# Stated goal:
Print the data exactly, leaving nothing out.

# Data provided:

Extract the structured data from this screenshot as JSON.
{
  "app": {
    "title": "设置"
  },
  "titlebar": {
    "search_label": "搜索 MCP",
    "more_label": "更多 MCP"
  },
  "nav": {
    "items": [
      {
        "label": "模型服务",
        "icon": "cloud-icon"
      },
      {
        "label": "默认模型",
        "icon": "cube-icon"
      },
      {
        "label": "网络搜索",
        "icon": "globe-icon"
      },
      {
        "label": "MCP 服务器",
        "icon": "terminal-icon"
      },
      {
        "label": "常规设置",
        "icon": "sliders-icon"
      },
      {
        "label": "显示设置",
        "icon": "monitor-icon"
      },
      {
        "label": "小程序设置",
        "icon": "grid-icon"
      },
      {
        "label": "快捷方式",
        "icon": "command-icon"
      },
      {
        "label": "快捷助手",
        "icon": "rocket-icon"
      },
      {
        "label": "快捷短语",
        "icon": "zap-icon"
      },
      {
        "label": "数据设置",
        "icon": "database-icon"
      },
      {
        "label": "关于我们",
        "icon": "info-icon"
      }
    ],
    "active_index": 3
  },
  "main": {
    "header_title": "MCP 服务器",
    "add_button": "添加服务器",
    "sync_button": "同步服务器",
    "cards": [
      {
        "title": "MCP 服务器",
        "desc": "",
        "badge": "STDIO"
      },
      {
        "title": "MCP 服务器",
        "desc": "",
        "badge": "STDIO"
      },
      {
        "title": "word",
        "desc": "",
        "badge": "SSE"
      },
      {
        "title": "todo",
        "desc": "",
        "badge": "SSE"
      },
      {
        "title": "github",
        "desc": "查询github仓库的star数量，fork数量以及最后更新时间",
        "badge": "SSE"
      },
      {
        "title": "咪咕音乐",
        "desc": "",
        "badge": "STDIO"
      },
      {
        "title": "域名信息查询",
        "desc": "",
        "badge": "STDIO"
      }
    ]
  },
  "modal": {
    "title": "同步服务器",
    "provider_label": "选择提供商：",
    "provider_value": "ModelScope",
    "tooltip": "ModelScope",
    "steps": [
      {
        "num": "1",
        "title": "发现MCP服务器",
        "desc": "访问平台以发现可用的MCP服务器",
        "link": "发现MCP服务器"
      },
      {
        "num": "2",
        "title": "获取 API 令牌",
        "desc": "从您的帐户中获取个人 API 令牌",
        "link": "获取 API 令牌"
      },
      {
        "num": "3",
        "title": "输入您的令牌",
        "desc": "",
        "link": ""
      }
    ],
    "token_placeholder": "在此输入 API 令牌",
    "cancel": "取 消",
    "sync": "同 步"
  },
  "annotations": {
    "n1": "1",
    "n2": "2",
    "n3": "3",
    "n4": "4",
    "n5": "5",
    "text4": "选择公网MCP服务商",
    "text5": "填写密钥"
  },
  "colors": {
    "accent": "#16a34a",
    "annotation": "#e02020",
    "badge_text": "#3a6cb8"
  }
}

# The solution:
Extract the structured data from this screenshot as JSON.
{
  "app": {
    "title": "设置"
  },
  "titlebar": {
    "search_label": "搜索 MCP",
    "more_label": "更多 MCP"
  },
  "nav": {
    "items": [
      {
        "label": "模型服务",
        "icon": "cloud-icon"
      },
      {
        "label": "默认模型",
        "icon": "cube-icon"
      },
      {
        "label": "网络搜索",
        "icon": "globe-icon"
      },
      {
        "label": "MCP 服务器",
        "icon": "terminal-icon"
      },
      {
        "label": "常规设置",
        "icon": "sliders-icon"
      },
      {
        "label": "显示设置",
        "icon": "monitor-icon"
      },
      {
        "label": "小程序设置",
        "icon": "grid-icon"
      },
      {
        "label": "快捷方式",
        "icon": "command-icon"
      },
      {
        "label": "快捷助手",
        "icon": "rocket-icon"
      },
      {
        "label": "快捷短语",
        "icon": "zap-icon"
      },
      {
        "label": "数据设置",
        "icon": "database-icon"
      },
      {
        "label": "关于我们",
        "icon": "info-icon"
      }
    ],
    "active_index": 3
  },
  "main": {
    "header_title": "MCP 服务器",
    "add_button": "添加服务器",
    "sync_button": "同步服务器",
    "cards": [
      {
        "title": "MCP 服务器",
        "desc": "",
        "badge": "STDIO"
      },
      {
        "title": "MCP 服务器",
        "desc": "",
        "badge": "STDIO"
      },
      {
        "title": "word",
        "desc": "",
        "badge": "SSE"
      },
      {
        "title": "todo",
        "desc": "",
        "badge": "SSE"
      },
      {
        "title": "github",
        "desc": "查询github仓库的star数量，fork数量以及最后更新时间",
        "badge": "SSE"
      },
      {
        "title": "咪咕音乐",
        "desc": "",
        "badge": "STDIO"
      },
      {
        "title": "域名信息查询",
        "desc": "",
        "badge": "STDIO"
      }
    ]
  },
  "modal": {
    "title": "同步服务器",
    "provider_label": "选择提供商：",
    "provider_value": "ModelScope",
    "tooltip": "ModelScope",
    "steps": [
      {
        "num": "1",
        "title": "发现MCP服务器",
        "desc": "访问平台以发现可用的MCP服务器",
        "link": "发现MCP服务器"
      },
      {
        "num": "2",
        "title": "获取 API 令牌",
        "desc": "从您的帐户中获取个人 API 令牌",
        "link": "获取 API 令牌"
      },
      {
        "num": "3",
        "title": "输入您的令牌",
        "desc": "",
        "link": ""
      }
    ],
    "token_placeholder": "在此输入 API 令牌",
    "cancel": "取 消",
    "sync": "同 步"
  },
  "annotations": {
    "n1": "1",
    "n2": "2",
    "n3": "3",
    "n4": "4",
    "n5": "5",
    "text4": "选择公网MCP服务商",
    "text5": "填写密钥"
  },
  "colors": {
    "accent": "#16a34a",
    "annotation": "#e02020",
    "badge_text": "#3a6cb8"
  }
}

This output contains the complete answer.